• _Task_:
Print all of the entries exactly, minus the pictures.

======== Entries ========

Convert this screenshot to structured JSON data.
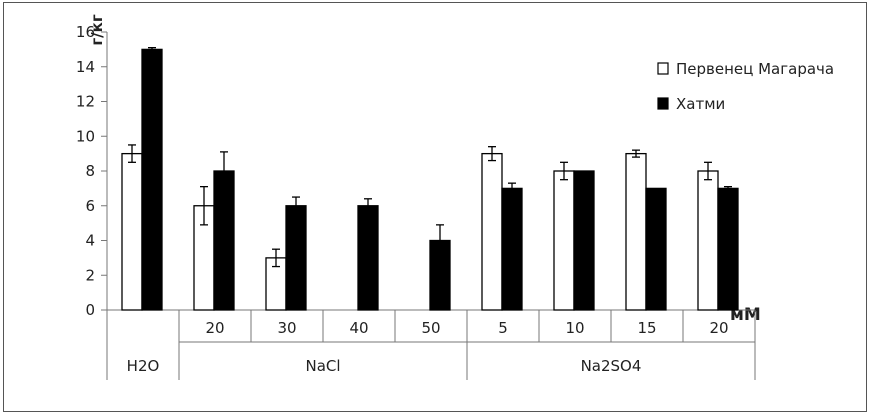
{
  "chart_data": {
    "type": "bar",
    "ylabel": "г/кг",
    "xunit": "мМ",
    "ylim": [
      0,
      16
    ],
    "yticks": [
      0,
      2,
      4,
      6,
      8,
      10,
      12,
      14,
      16
    ],
    "grid": false,
    "legend_position": "top-right",
    "groups": [
      {
        "label": "H2O",
        "subcategories": [
          ""
        ]
      },
      {
        "label": "NaCl",
        "subcategories": [
          "20",
          "30",
          "40",
          "50"
        ]
      },
      {
        "label": "Na2SO4",
        "subcategories": [
          "5",
          "10",
          "15",
          "20"
        ]
      }
    ],
    "series": [
      {
        "name": "Первенец Магарача",
        "color": "#ffffff",
        "values": [
          9,
          6,
          3,
          null,
          null,
          9,
          8,
          9,
          8
        ],
        "errors": [
          0.5,
          1.1,
          0.5,
          null,
          null,
          0.4,
          0.5,
          0.2,
          0.5
        ]
      },
      {
        "name": "Хатми",
        "color": "#000000",
        "values": [
          15,
          8,
          6,
          6,
          4,
          7,
          8,
          7,
          7
        ],
        "errors": [
          0.1,
          1.1,
          0.5,
          0.4,
          0.9,
          0.3,
          0,
          0,
          0.1
        ]
      }
    ]
  }
}
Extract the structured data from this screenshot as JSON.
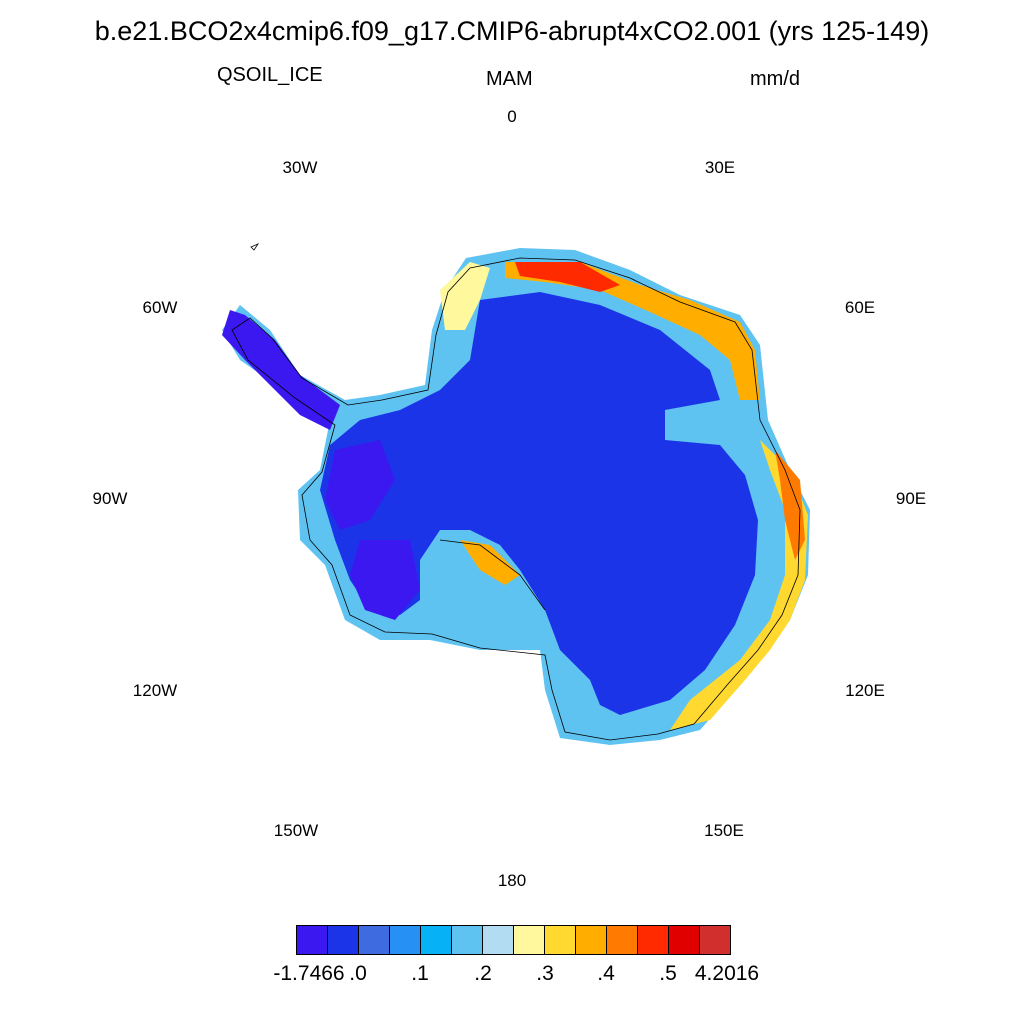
{
  "title": "b.e21.BCO2x4cmip6.f09_g17.CMIP6-abrupt4xCO2.001 (yrs 125-149)",
  "variable": "QSOIL_ICE",
  "season": "MAM",
  "units": "mm/d",
  "longitude_labels": [
    "0",
    "30E",
    "60E",
    "90E",
    "120E",
    "150E",
    "180",
    "150W",
    "120W",
    "90W",
    "60W",
    "30W"
  ],
  "colorbar": {
    "colors": [
      "#3b17f0",
      "#1c34e8",
      "#3f6be0",
      "#2690f5",
      "#06b2f5",
      "#5fc3f2",
      "#b2dcf2",
      "#fff89c",
      "#ffd830",
      "#ffae00",
      "#ff7a00",
      "#ff2a00",
      "#e00000",
      "#d12e2e"
    ],
    "labels": [
      "-1.7466",
      ".0",
      ".1",
      ".2",
      ".3",
      ".4",
      ".5",
      "4.2016"
    ]
  }
}
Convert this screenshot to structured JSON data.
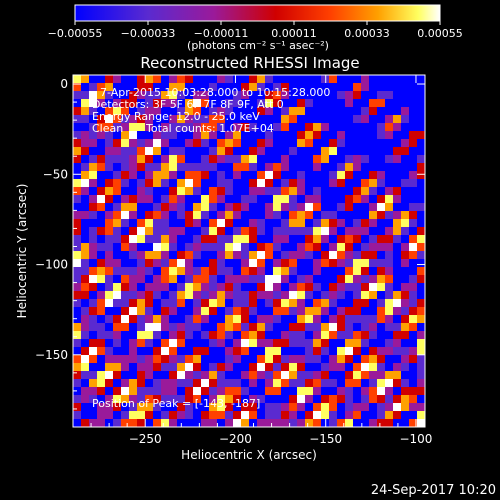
{
  "chart_data": {
    "type": "heatmap",
    "title": "Reconstructed RHESSI Image",
    "xlabel": "Heliocentric X (arcsec)",
    "ylabel": "Heliocentric Y (arcsec)",
    "xlim": [
      -290,
      -95
    ],
    "ylim": [
      -190,
      5
    ],
    "x_ticks": [
      -250,
      -200,
      -150,
      -100
    ],
    "y_ticks": [
      0,
      -50,
      -100,
      -150
    ],
    "colorbar": {
      "range": [
        -0.00055,
        0.00055
      ],
      "tick_values": [
        -0.00055,
        -0.00033,
        -0.00011,
        0.00011,
        0.00033,
        0.00055
      ],
      "tick_labels": [
        "-0.00055",
        "-0.00033",
        "-0.00011",
        "0.00011",
        "0.00033",
        "0.00055"
      ],
      "units_label": "(photons cm⁻² s⁻¹ asec⁻²)",
      "colors": [
        "#0000ff",
        "#5a2ad0",
        "#9a1a9a",
        "#d00000",
        "#ff4000",
        "#ffa000",
        "#ffff60",
        "#ffffff"
      ]
    },
    "pattern_stripe_angle_deg": 45,
    "pattern_stripe_period_arcsec": 20
  },
  "annotations": {
    "time_range": "7-Apr-2015 10:03:28.000 to 10:15:28.000",
    "detectors": "Detectors: 3F 5F 6F 7F 8F 9F, Att 0",
    "energy_range": "Energy Range: 12.0 - 25.0 keV",
    "clean_label": "Clean",
    "total_counts": "Total counts: 1.07E+04",
    "peak_position": "Position of Peak = [-143, -187]"
  },
  "footer": {
    "timestamp": "24-Sep-2017 10:20"
  }
}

========

• _Exercise output_:
Convert this screenshot to structured JSON data.
{
  "chart_data": {
    "type": "bar",
    "ylabel": "г/кг",
    "xunit": "мМ",
    "ylim": [
      0,
      16
    ],
    "yticks": [
      0,
      2,
      4,
      6,
      8,
      10,
      12,
      14,
      16
    ],
    "grid": false,
    "legend_position": "top-right",
    "groups": [
      {
        "label": "H2O",
        "subcategories": [
          ""
        ]
      },
      {
        "label": "NaCl",
        "subcategories": [
          "20",
          "30",
          "40",
          "50"
        ]
      },
      {
        "label": "Na2SO4",
        "subcategories": [
          "5",
          "10",
          "15",
          "20"
        ]
      }
    ],
    "series": [
      {
        "name": "Первенец Магарача",
        "color": "#ffffff",
        "values": [
          9,
          6,
          3,
          null,
          null,
          9,
          8,
          9,
          8
        ],
        "errors": [
          0.5,
          1.1,
          0.5,
          null,
          null,
          0.4,
          0.5,
          0.2,
          0.5
        ]
      },
      {
        "name": "Хатми",
        "color": "#000000",
        "values": [
          15,
          8,
          6,
          6,
          4,
          7,
          8,
          7,
          7
        ],
        "errors": [
          0.1,
          1.1,
          0.5,
          0.4,
          0.9,
          0.3,
          0,
          0,
          0.1
        ]
      }
    ]
  }
}
Extract the structured data from this screenshot as JSON.
{
  "title": "b.e21.BCO2x4cmip6.f09_g17.CMIP6-abrupt4xCO2.001 (yrs 125-149)",
  "variable": "QSOIL_ICE",
  "season": "MAM",
  "units": "mm/d",
  "longitude_labels": [
    "0",
    "30E",
    "60E",
    "90E",
    "120E",
    "150E",
    "180",
    "150W",
    "120W",
    "90W",
    "60W",
    "30W"
  ],
  "colorbar": {
    "colors": [
      "#3b17f0",
      "#1c34e8",
      "#3f6be0",
      "#2690f5",
      "#06b2f5",
      "#5fc3f2",
      "#b2dcf2",
      "#fff89c",
      "#ffd830",
      "#ffae00",
      "#ff7a00",
      "#ff2a00",
      "#e00000",
      "#d12e2e"
    ],
    "labels": [
      "-1.7466",
      ".0",
      ".1",
      ".2",
      ".3",
      ".4",
      ".5",
      "4.2016"
    ]
  }
}
Convert this screenshot to structured JSON data.
{
  "chart_data": {
    "type": "heatmap",
    "title": "Reconstructed RHESSI Image",
    "xlabel": "Heliocentric X (arcsec)",
    "ylabel": "Heliocentric Y (arcsec)",
    "xlim": [
      -290,
      -95
    ],
    "ylim": [
      -190,
      5
    ],
    "x_ticks": [
      -250,
      -200,
      -150,
      -100
    ],
    "y_ticks": [
      0,
      -50,
      -100,
      -150
    ],
    "colorbar": {
      "range": [
        -0.00055,
        0.00055
      ],
      "tick_values": [
        -0.00055,
        -0.00033,
        -0.00011,
        0.00011,
        0.00033,
        0.00055
      ],
      "tick_labels": [
        "-0.00055",
        "-0.00033",
        "-0.00011",
        "0.00011",
        "0.00033",
        "0.00055"
      ],
      "units_label": "(photons cm⁻² s⁻¹ asec⁻²)",
      "colors": [
        "#0000ff",
        "#5a2ad0",
        "#9a1a9a",
        "#d00000",
        "#ff4000",
        "#ffa000",
        "#ffff60",
        "#ffffff"
      ]
    },
    "pattern_stripe_angle_deg": 45,
    "pattern_stripe_period_arcsec": 20
  },
  "annotations": {
    "time_range": "7-Apr-2015 10:03:28.000 to 10:15:28.000",
    "detectors": "Detectors: 3F 5F 6F 7F 8F 9F, Att 0",
    "energy_range": "Energy Range: 12.0 - 25.0 keV",
    "clean_label": "Clean",
    "total_counts": "Total counts: 1.07E+04",
    "peak_position": "Position of Peak = [-143, -187]"
  },
  "footer": {
    "timestamp": "24-Sep-2017 10:20"
  }
}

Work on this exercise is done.